Entries taken from a collection
▽
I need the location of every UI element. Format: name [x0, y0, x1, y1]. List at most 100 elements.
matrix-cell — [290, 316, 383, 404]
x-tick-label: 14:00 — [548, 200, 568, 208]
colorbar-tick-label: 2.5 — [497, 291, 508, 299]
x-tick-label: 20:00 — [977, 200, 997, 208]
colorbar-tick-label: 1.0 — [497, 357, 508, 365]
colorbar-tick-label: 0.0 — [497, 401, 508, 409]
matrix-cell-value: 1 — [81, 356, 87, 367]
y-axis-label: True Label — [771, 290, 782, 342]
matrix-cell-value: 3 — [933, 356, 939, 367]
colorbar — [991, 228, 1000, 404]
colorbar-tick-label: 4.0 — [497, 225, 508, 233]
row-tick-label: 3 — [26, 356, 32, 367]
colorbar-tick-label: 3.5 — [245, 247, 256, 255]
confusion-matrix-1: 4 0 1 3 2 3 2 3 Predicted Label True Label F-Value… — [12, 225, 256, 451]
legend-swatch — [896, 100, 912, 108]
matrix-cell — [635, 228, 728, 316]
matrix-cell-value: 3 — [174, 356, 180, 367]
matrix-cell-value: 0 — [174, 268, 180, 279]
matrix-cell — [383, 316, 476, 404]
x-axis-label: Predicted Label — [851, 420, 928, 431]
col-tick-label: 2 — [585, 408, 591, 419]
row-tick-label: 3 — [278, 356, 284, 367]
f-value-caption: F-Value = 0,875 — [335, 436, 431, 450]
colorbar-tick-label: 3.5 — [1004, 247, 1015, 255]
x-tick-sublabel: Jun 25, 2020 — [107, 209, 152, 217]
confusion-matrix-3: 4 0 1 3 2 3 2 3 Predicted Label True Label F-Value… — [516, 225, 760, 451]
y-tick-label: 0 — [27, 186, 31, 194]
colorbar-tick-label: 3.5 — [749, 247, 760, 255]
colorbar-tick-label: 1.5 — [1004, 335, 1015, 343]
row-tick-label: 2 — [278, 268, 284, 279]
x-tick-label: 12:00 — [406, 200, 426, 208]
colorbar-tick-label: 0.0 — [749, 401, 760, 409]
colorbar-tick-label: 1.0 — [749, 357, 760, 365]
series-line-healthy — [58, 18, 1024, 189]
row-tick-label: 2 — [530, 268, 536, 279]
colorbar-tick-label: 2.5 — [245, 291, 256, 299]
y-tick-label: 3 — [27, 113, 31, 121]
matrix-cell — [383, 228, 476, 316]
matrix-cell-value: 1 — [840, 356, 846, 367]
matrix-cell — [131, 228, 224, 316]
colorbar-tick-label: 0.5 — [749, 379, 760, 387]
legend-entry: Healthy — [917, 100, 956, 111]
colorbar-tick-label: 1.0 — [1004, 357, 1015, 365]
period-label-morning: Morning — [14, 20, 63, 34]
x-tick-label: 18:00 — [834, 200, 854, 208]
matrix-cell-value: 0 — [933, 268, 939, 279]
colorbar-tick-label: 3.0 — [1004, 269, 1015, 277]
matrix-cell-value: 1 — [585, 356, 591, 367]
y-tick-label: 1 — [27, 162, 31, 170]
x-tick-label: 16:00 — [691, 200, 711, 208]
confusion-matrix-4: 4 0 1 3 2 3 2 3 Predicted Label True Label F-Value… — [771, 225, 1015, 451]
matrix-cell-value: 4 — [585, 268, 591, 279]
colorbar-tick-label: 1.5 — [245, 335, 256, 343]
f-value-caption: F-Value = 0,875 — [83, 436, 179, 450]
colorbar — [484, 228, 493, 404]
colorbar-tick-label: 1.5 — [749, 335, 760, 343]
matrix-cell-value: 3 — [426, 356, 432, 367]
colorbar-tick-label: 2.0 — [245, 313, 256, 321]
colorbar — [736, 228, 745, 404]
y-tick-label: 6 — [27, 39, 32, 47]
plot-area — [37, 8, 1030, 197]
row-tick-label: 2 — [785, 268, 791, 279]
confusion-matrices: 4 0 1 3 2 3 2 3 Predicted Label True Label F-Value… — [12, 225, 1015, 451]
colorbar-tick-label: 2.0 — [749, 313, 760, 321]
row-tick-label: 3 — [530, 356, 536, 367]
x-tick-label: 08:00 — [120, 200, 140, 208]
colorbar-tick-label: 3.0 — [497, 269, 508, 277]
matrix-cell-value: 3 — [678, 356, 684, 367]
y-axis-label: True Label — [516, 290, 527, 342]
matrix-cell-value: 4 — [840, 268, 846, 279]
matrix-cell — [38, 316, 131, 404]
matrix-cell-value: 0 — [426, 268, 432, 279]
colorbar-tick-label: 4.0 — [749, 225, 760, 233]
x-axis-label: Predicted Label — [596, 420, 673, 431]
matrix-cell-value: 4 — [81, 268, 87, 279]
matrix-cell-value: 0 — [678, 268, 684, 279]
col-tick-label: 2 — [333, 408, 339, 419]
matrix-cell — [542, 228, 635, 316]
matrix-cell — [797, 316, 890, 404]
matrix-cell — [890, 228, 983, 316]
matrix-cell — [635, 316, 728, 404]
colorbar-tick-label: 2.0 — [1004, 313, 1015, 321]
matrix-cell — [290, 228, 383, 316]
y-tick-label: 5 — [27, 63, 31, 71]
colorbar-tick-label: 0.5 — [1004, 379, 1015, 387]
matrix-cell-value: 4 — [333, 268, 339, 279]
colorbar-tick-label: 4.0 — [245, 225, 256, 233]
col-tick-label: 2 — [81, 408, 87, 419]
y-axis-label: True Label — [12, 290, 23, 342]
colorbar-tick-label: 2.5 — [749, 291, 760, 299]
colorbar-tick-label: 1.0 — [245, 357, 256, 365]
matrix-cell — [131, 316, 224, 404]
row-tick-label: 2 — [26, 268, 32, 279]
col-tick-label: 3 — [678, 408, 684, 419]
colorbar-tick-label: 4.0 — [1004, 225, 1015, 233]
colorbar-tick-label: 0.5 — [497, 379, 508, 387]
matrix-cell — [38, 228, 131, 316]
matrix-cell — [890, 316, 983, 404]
△
• Task instructions:
Return the material word for word, from its first line through the line containing "x-tick-label: 20:00 — [977, 200, 997, 208]", with that line included.

• Solution to the exercise:
I need the location of every UI element. Format: name [x0, y0, x1, y1]. List at most 100 elements.
matrix-cell — [290, 316, 383, 404]
x-tick-label: 14:00 — [548, 200, 568, 208]
colorbar-tick-label: 2.5 — [497, 291, 508, 299]
x-tick-label: 20:00 — [977, 200, 997, 208]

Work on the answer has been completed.